> **What you have to do**
Rewrite the material from its first line through the line containing "order-date: 10.01.2022 (157, 524, 361, 568)", inclusive, replacing "punch-hole" with "binder-hole" and leaving everything else unchanged.

Annotated element listings:
■ ■ ■ ■
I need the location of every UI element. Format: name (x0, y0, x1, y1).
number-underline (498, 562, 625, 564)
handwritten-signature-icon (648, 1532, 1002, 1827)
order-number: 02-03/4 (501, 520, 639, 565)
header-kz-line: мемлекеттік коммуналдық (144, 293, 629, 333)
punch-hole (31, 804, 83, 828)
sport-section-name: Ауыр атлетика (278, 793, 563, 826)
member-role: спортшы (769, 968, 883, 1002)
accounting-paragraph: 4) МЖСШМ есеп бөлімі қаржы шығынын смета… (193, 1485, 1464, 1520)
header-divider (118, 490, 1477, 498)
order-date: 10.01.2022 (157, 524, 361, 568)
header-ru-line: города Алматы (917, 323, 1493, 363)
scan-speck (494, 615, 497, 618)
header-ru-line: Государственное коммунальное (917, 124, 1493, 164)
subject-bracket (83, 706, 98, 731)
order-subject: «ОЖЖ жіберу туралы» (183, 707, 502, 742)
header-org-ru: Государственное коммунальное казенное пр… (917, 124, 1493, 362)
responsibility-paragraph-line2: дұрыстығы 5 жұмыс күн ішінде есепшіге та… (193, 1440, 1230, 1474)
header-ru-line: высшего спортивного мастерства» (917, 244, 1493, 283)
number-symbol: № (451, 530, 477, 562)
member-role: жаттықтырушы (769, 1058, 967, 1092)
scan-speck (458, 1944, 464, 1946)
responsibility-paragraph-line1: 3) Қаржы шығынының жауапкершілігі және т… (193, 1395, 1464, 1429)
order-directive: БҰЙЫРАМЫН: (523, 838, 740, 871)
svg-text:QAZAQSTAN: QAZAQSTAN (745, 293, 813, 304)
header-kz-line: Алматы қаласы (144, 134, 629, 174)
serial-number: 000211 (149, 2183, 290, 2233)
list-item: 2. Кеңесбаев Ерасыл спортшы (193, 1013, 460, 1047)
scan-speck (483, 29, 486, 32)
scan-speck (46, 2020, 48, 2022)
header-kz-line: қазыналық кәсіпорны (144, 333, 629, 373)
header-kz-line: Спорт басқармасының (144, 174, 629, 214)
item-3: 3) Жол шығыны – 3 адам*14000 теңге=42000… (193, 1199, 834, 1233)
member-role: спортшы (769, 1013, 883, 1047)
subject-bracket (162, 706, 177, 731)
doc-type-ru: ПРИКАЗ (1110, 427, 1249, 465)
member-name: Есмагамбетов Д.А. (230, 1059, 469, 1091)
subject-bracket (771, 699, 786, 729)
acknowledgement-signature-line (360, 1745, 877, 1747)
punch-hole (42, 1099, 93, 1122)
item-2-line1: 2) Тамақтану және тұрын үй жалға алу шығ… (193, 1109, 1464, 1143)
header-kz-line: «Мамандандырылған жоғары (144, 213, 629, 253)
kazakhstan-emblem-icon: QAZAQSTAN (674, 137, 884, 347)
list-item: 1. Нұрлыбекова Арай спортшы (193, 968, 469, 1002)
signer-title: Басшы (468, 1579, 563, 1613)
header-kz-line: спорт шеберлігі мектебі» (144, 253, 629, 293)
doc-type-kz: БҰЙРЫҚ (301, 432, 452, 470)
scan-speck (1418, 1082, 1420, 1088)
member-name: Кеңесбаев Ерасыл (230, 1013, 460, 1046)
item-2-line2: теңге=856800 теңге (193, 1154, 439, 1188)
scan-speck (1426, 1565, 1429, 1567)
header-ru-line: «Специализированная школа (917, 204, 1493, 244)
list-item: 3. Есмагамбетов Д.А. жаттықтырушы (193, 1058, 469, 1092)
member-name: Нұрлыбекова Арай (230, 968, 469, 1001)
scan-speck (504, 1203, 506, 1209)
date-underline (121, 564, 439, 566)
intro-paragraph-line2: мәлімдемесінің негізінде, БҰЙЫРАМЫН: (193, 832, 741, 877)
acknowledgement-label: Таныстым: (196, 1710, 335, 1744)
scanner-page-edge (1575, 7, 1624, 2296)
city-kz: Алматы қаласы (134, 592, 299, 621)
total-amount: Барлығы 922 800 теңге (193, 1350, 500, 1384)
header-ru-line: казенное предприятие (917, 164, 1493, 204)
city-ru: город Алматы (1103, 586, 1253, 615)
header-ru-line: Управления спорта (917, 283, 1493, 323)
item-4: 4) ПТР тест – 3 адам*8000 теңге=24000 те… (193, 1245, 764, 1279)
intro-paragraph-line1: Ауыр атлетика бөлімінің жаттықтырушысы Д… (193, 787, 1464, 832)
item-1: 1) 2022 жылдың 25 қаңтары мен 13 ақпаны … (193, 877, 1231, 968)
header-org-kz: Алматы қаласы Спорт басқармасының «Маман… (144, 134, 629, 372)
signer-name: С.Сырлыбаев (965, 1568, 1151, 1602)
■ ■ ■ ■
> **Result**
I need the location of every UI element. Format: name (x0, y0, x1, y1).
number-underline (498, 562, 625, 564)
handwritten-signature-icon (648, 1532, 1002, 1827)
order-number: 02-03/4 (501, 520, 639, 565)
header-kz-line: мемлекеттік коммуналдық (144, 293, 629, 333)
binder-hole (31, 804, 83, 828)
sport-section-name: Ауыр атлетика (278, 793, 563, 826)
member-role: спортшы (769, 968, 883, 1002)
accounting-paragraph: 4) МЖСШМ есеп бөлімі қаржы шығынын смета… (193, 1485, 1464, 1520)
header-divider (118, 490, 1477, 498)
order-date: 10.01.2022 (157, 524, 361, 568)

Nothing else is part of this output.